Return all of the entries word for word, but omit the pictures they contain.

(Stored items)
_____
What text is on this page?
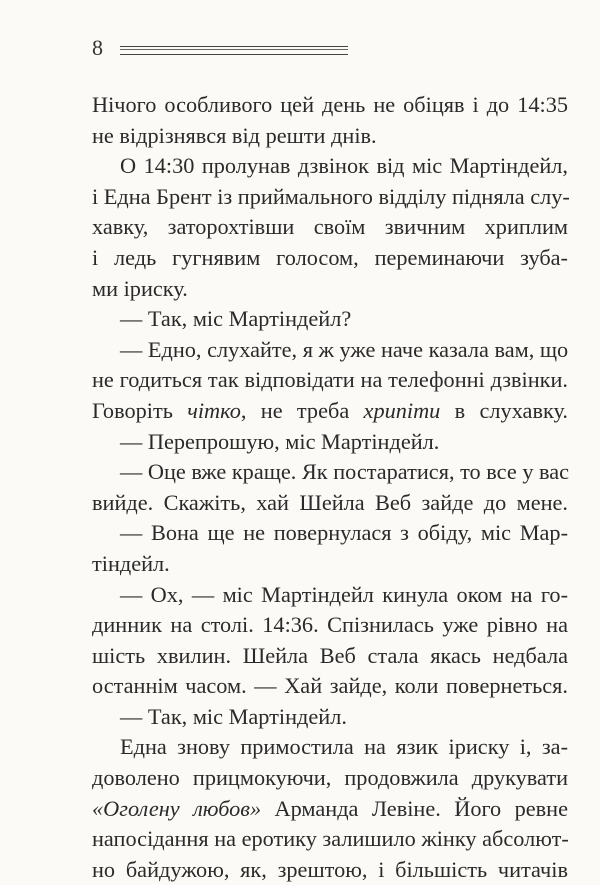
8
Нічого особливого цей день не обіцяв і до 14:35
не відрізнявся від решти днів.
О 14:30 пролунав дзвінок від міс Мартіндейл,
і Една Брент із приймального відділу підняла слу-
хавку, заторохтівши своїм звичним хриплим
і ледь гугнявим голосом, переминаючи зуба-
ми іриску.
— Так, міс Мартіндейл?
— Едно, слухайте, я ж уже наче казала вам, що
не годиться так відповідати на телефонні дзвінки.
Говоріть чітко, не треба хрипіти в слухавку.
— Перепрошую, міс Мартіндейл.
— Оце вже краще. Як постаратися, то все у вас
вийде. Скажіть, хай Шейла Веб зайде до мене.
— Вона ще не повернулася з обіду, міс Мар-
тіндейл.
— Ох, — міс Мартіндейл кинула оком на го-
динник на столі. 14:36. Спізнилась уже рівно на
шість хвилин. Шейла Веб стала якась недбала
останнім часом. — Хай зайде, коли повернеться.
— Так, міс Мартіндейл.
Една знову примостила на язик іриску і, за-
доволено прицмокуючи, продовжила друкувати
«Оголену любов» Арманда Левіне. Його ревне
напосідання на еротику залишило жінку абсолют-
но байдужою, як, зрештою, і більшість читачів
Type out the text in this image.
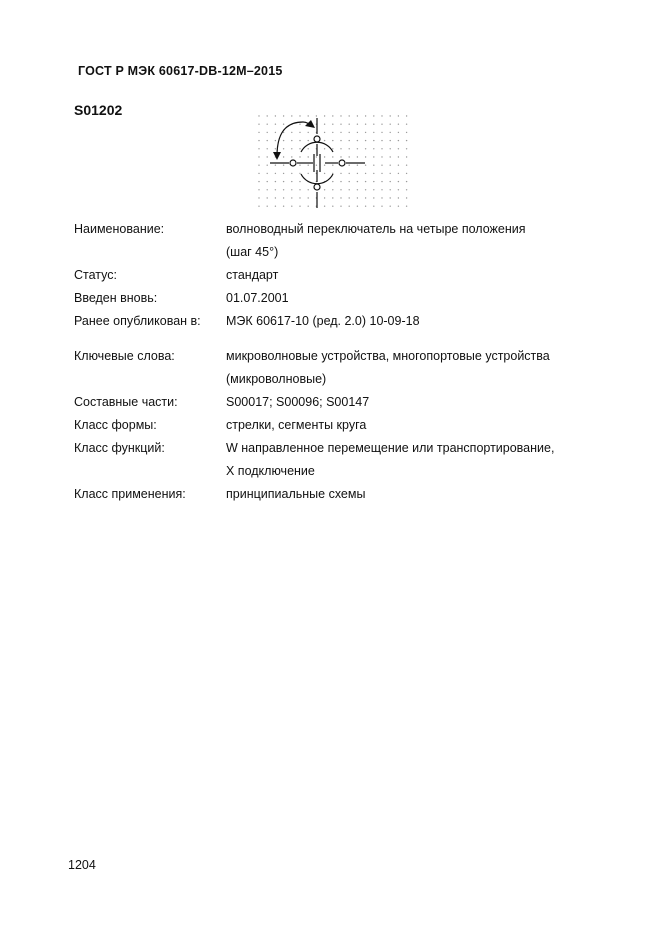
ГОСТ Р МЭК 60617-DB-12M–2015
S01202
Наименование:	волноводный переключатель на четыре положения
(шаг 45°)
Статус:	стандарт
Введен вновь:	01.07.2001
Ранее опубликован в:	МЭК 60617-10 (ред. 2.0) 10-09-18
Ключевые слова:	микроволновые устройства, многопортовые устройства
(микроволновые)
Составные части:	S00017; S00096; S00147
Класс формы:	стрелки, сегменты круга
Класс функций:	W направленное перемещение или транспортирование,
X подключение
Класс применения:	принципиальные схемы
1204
_____
Solution for this problem:
What text is on this page?
8
Нічого особливого цей день не обіцяв і до 14:35
не відрізнявся від решти днів.
О 14:30 пролунав дзвінок від міс Мартіндейл,
і Една Брент із приймального відділу підняла слу-
хавку, заторохтівши своїм звичним хриплим
і ледь гугнявим голосом, переминаючи зуба-
ми іриску.
— Так, міс Мартіндейл?
— Едно, слухайте, я ж уже наче казала вам, що
не годиться так відповідати на телефонні дзвінки.
Говоріть чітко, не треба хрипіти в слухавку.
— Перепрошую, міс Мартіндейл.
— Оце вже краще. Як постаратися, то все у вас
вийде. Скажіть, хай Шейла Веб зайде до мене.
— Вона ще не повернулася з обіду, міс Мар-
тіндейл.
— Ох, — міс Мартіндейл кинула оком на го-
динник на столі. 14:36. Спізнилась уже рівно на
шість хвилин. Шейла Веб стала якась недбала
останнім часом. — Хай зайде, коли повернеться.
— Так, міс Мартіндейл.
Една знову примостила на язик іриску і, за-
доволено прицмокуючи, продовжила друкувати
«Оголену любов» Арманда Левіне. Його ревне
напосідання на еротику залишило жінку абсолют-
но байдужою, як, зрештою, і більшість читачів
Type out the text in this image.
ГОСТ Р МЭК 60617-DB-12M–2015
S01202
Наименование:	волноводный переключатель на четыре положения
(шаг 45°)
Статус:	стандарт
Введен вновь:	01.07.2001
Ранее опубликован в:	МЭК 60617-10 (ред. 2.0) 10-09-18
Ключевые слова:	микроволновые устройства, многопортовые устройства
(микроволновые)
Составные части:	S00017; S00096; S00147
Класс формы:	стрелки, сегменты круга
Класс функций:	W направленное перемещение или транспортирование,
X подключение
Класс применения:	принципиальные схемы
1204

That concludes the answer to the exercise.